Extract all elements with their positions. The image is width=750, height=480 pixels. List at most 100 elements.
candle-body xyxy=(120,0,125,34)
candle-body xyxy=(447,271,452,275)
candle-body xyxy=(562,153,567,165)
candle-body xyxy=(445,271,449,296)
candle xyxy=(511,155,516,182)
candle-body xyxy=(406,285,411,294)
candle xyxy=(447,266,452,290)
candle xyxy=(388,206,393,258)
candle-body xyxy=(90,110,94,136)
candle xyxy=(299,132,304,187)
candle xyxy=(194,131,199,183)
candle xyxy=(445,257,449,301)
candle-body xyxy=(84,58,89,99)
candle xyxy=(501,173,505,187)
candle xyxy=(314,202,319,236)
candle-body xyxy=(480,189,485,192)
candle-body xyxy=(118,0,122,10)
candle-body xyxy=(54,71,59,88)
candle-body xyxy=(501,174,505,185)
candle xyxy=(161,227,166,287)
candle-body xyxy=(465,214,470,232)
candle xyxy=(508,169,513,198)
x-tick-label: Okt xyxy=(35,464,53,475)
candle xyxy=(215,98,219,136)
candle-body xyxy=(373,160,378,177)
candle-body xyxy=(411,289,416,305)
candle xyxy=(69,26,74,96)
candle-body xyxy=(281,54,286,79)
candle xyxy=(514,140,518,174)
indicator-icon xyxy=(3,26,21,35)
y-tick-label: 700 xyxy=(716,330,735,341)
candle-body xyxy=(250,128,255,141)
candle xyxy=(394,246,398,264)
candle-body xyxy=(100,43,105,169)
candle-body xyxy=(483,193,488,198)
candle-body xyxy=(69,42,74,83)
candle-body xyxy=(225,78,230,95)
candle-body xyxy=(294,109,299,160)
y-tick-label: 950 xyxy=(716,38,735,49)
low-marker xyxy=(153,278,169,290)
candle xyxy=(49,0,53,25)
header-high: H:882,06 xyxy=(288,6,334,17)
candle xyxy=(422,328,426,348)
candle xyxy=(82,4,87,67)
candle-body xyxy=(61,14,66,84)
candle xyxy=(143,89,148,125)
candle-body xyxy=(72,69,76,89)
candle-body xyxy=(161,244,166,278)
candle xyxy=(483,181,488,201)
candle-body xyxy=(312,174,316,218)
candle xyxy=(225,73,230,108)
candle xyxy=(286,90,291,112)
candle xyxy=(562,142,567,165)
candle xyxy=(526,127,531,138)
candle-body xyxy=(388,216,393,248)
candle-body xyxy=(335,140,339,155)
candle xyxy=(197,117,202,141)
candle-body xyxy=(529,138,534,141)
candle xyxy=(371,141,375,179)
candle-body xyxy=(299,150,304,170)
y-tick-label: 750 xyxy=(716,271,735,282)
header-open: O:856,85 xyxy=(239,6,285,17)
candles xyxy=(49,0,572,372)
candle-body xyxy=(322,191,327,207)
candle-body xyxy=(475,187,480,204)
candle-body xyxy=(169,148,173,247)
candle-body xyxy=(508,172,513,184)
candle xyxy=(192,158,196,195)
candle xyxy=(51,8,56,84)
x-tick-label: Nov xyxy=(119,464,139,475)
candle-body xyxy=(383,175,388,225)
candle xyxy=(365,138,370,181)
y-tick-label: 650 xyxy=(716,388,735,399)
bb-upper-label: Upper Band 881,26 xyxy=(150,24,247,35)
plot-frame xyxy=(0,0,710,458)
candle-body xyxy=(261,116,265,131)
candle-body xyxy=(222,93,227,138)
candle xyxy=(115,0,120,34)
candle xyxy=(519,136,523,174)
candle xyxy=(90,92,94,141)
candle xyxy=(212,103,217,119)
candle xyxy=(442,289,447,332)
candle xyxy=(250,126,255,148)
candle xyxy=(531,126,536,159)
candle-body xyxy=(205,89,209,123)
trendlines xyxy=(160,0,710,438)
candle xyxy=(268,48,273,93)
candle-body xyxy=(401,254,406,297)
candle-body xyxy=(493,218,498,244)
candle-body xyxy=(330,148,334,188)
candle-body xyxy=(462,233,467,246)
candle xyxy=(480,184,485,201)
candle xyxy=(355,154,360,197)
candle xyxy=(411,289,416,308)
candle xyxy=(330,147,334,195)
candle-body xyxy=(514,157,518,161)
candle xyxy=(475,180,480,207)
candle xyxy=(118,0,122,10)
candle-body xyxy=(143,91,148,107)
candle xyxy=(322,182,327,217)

------------------------------------------------

Rewrite all the records above, substituting "y-axis-label" for each "y-tick-label" and leaving everything else unchanged.

Extract all elements with their positions. The image is width=750, height=480 pixels. List at most 100 elements.
candle-body xyxy=(120,0,125,34)
candle-body xyxy=(447,271,452,275)
candle-body xyxy=(562,153,567,165)
candle-body xyxy=(445,271,449,296)
candle xyxy=(511,155,516,182)
candle-body xyxy=(406,285,411,294)
candle xyxy=(447,266,452,290)
candle xyxy=(388,206,393,258)
candle-body xyxy=(90,110,94,136)
candle xyxy=(299,132,304,187)
candle xyxy=(194,131,199,183)
candle xyxy=(445,257,449,301)
candle-body xyxy=(84,58,89,99)
candle xyxy=(501,173,505,187)
candle xyxy=(314,202,319,236)
candle-body xyxy=(480,189,485,192)
candle-body xyxy=(118,0,122,10)
candle-body xyxy=(54,71,59,88)
candle-body xyxy=(501,174,505,185)
candle xyxy=(161,227,166,287)
candle-body xyxy=(465,214,470,232)
candle xyxy=(508,169,513,198)
x-tick-label: Okt xyxy=(35,464,53,475)
candle xyxy=(215,98,219,136)
candle-body xyxy=(373,160,378,177)
candle-body xyxy=(411,289,416,305)
candle xyxy=(69,26,74,96)
candle-body xyxy=(281,54,286,79)
candle xyxy=(514,140,518,174)
indicator-icon xyxy=(3,26,21,35)
y-axis-label: 700 xyxy=(716,330,735,341)
candle-body xyxy=(250,128,255,141)
candle xyxy=(394,246,398,264)
candle-body xyxy=(100,43,105,169)
candle-body xyxy=(483,193,488,198)
candle-body xyxy=(69,42,74,83)
candle-body xyxy=(225,78,230,95)
candle-body xyxy=(294,109,299,160)
y-axis-label: 950 xyxy=(716,38,735,49)
low-marker xyxy=(153,278,169,290)
candle xyxy=(49,0,53,25)
header-high: H:882,06 xyxy=(288,6,334,17)
candle xyxy=(422,328,426,348)
candle xyxy=(82,4,87,67)
candle-body xyxy=(61,14,66,84)
candle xyxy=(143,89,148,125)
candle-body xyxy=(72,69,76,89)
candle-body xyxy=(161,244,166,278)
candle xyxy=(483,181,488,201)
candle-body xyxy=(312,174,316,218)
candle xyxy=(225,73,230,108)
candle xyxy=(286,90,291,112)
candle xyxy=(562,142,567,165)
candle xyxy=(526,127,531,138)
candle-body xyxy=(388,216,393,248)
candle-body xyxy=(335,140,339,155)
candle xyxy=(197,117,202,141)
candle-body xyxy=(529,138,534,141)
candle xyxy=(371,141,375,179)
candle-body xyxy=(299,150,304,170)
y-axis-label: 750 xyxy=(716,271,735,282)
header-open: O:856,85 xyxy=(239,6,285,17)
candles xyxy=(49,0,572,372)
candle-body xyxy=(322,191,327,207)
candle-body xyxy=(475,187,480,204)
candle-body xyxy=(169,148,173,247)
candle-body xyxy=(508,172,513,184)
candle xyxy=(192,158,196,195)
candle xyxy=(51,8,56,84)
x-tick-label: Nov xyxy=(119,464,139,475)
candle-body xyxy=(383,175,388,225)
candle xyxy=(365,138,370,181)
y-axis-label: 650 xyxy=(716,388,735,399)
bb-upper-label: Upper Band 881,26 xyxy=(150,24,247,35)
plot-frame xyxy=(0,0,710,458)
candle-body xyxy=(261,116,265,131)
candle-body xyxy=(222,93,227,138)
candle xyxy=(115,0,120,34)
candle xyxy=(519,136,523,174)
candle xyxy=(90,92,94,141)
candle xyxy=(212,103,217,119)
candle xyxy=(442,289,447,332)
candle xyxy=(250,126,255,148)
candle xyxy=(531,126,536,159)
candle-body xyxy=(205,89,209,123)
trendlines xyxy=(160,0,710,438)
candle xyxy=(268,48,273,93)
candle-body xyxy=(401,254,406,297)
candle-body xyxy=(493,218,498,244)
candle-body xyxy=(330,148,334,188)
candle-body xyxy=(462,233,467,246)
candle xyxy=(480,184,485,201)
candle xyxy=(355,154,360,197)
candle xyxy=(411,289,416,308)
candle xyxy=(330,147,334,195)
candle-body xyxy=(514,157,518,161)
candle xyxy=(475,180,480,207)
candle xyxy=(118,0,122,10)
candle-body xyxy=(143,91,148,107)
candle xyxy=(322,182,327,217)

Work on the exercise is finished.